**Written task**
Print the listing below in its entirety, character for character.

● ● ● ●

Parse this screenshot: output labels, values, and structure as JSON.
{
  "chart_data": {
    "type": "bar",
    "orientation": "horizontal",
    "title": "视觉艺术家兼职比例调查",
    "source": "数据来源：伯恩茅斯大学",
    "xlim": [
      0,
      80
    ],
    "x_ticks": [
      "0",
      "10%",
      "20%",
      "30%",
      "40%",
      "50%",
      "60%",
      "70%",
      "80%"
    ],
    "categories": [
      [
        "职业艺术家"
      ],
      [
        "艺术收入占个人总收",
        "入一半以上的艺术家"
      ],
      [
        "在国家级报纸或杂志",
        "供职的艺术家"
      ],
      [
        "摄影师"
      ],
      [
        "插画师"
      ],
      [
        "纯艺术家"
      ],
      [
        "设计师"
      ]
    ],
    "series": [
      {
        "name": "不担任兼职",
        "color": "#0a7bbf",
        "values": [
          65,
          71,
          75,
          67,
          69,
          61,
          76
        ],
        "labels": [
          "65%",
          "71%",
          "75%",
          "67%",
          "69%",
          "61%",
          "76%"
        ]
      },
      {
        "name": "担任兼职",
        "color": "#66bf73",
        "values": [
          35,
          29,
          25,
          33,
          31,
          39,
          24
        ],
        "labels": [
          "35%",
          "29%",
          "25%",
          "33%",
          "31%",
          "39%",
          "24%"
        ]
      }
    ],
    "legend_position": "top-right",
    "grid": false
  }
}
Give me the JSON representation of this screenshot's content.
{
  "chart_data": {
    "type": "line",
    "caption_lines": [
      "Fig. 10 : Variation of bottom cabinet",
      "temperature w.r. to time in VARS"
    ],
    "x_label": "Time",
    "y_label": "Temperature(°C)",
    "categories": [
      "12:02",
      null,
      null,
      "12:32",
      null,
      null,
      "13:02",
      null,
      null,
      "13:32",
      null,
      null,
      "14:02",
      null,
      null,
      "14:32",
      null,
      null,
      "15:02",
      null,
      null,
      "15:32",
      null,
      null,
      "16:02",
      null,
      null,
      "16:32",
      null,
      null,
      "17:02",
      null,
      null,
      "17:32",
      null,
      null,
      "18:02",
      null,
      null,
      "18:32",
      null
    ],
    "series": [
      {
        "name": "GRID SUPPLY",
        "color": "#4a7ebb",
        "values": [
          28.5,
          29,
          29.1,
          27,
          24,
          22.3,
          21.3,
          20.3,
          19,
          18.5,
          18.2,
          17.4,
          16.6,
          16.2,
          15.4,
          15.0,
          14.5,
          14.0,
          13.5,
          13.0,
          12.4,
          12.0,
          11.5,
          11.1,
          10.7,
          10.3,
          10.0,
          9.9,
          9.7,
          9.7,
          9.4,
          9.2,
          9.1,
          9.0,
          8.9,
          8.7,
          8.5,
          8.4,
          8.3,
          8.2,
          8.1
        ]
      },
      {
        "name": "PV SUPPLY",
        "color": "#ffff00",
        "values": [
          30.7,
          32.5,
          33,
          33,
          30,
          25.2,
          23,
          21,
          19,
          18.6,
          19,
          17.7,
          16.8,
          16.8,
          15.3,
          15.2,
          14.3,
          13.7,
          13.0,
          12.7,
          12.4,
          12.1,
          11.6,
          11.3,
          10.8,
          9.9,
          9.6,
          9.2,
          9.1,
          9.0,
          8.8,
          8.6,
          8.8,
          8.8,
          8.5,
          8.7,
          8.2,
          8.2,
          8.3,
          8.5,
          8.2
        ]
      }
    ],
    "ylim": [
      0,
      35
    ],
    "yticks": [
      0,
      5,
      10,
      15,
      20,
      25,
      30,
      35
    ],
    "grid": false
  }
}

● ● ● ●

**Worked answer**
Parse this screenshot: output labels, values, and structure as JSON.
{
  "chart_data": {
    "type": "bar",
    "orientation": "horizontal",
    "title": "视觉艺术家兼职比例调查",
    "source": "数据来源：伯恩茅斯大学",
    "xlim": [
      0,
      80
    ],
    "x_ticks": [
      "0",
      "10%",
      "20%",
      "30%",
      "40%",
      "50%",
      "60%",
      "70%",
      "80%"
    ],
    "categories": [
      [
        "职业艺术家"
      ],
      [
        "艺术收入占个人总收",
        "入一半以上的艺术家"
      ],
      [
        "在国家级报纸或杂志",
        "供职的艺术家"
      ],
      [
        "摄影师"
      ],
      [
        "插画师"
      ],
      [
        "纯艺术家"
      ],
      [
        "设计师"
      ]
    ],
    "series": [
      {
        "name": "不担任兼职",
        "color": "#0a7bbf",
        "values": [
          65,
          71,
          75,
          67,
          69,
          61,
          76
        ],
        "labels": [
          "65%",
          "71%",
          "75%",
          "67%",
          "69%",
          "61%",
          "76%"
        ]
      },
      {
        "name": "担任兼职",
        "color": "#66bf73",
        "values": [
          35,
          29,
          25,
          33,
          31,
          39,
          24
        ],
        "labels": [
          "35%",
          "29%",
          "25%",
          "33%",
          "31%",
          "39%",
          "24%"
        ]
      }
    ],
    "legend_position": "top-right",
    "grid": false
  }
}
Give me the JSON representation of this screenshot's content.
{
  "chart_data": {
    "type": "line",
    "caption_lines": [
      "Fig. 10 : Variation of bottom cabinet",
      "temperature w.r. to time in VARS"
    ],
    "x_label": "Time",
    "y_label": "Temperature(°C)",
    "categories": [
      "12:02",
      null,
      null,
      "12:32",
      null,
      null,
      "13:02",
      null,
      null,
      "13:32",
      null,
      null,
      "14:02",
      null,
      null,
      "14:32",
      null,
      null,
      "15:02",
      null,
      null,
      "15:32",
      null,
      null,
      "16:02",
      null,
      null,
      "16:32",
      null,
      null,
      "17:02",
      null,
      null,
      "17:32",
      null,
      null,
      "18:02",
      null,
      null,
      "18:32",
      null
    ],
    "series": [
      {
        "name": "GRID SUPPLY",
        "color": "#4a7ebb",
        "values": [
          28.5,
          29,
          29.1,
          27,
          24,
          22.3,
          21.3,
          20.3,
          19,
          18.5,
          18.2,
          17.4,
          16.6,
          16.2,
          15.4,
          15.0,
          14.5,
          14.0,
          13.5,
          13.0,
          12.4,
          12.0,
          11.5,
          11.1,
          10.7,
          10.3,
          10.0,
          9.9,
          9.7,
          9.7,
          9.4,
          9.2,
          9.1,
          9.0,
          8.9,
          8.7,
          8.5,
          8.4,
          8.3,
          8.2,
          8.1
        ]
      },
      {
        "name": "PV SUPPLY",
        "color": "#ffff00",
        "values": [
          30.7,
          32.5,
          33,
          33,
          30,
          25.2,
          23,
          21,
          19,
          18.6,
          19,
          17.7,
          16.8,
          16.8,
          15.3,
          15.2,
          14.3,
          13.7,
          13.0,
          12.7,
          12.4,
          12.1,
          11.6,
          11.3,
          10.8,
          9.9,
          9.6,
          9.2,
          9.1,
          9.0,
          8.8,
          8.6,
          8.8,
          8.8,
          8.5,
          8.7,
          8.2,
          8.2,
          8.3,
          8.5,
          8.2
        ]
      }
    ],
    "ylim": [
      0,
      35
    ],
    "yticks": [
      0,
      5,
      10,
      15,
      20,
      25,
      30,
      35
    ],
    "grid": false
  }
}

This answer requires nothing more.